_Directive_
Isolate every line in the records below with "unlensed" in it.

Data extracted from a collection:
╔══
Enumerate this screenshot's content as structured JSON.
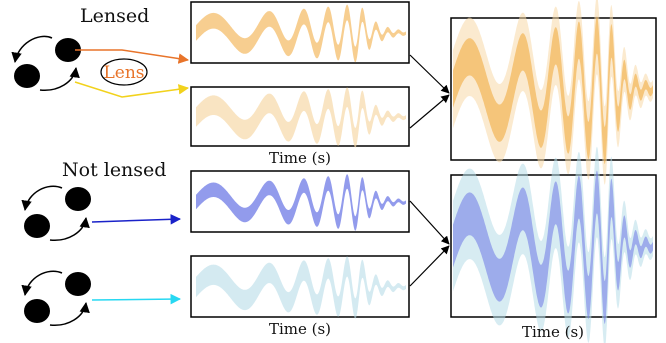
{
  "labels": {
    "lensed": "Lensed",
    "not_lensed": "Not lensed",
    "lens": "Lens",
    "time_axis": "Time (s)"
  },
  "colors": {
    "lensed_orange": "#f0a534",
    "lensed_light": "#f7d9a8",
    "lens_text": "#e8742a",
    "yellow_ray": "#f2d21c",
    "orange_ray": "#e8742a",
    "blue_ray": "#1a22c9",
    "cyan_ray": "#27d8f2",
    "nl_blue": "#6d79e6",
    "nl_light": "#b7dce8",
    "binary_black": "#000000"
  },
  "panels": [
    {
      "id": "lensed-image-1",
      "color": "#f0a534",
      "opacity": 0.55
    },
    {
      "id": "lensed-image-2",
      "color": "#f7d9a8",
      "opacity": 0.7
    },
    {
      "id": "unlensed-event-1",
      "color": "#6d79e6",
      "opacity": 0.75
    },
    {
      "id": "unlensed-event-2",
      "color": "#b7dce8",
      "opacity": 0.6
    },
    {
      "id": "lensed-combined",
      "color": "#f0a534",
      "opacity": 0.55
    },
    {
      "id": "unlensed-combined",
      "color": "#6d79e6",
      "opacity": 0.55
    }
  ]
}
╚══
_Complete answer_
      "id": "unlensed-event-1",
      "id": "unlensed-event-2",
      "id": "unlensed-combined",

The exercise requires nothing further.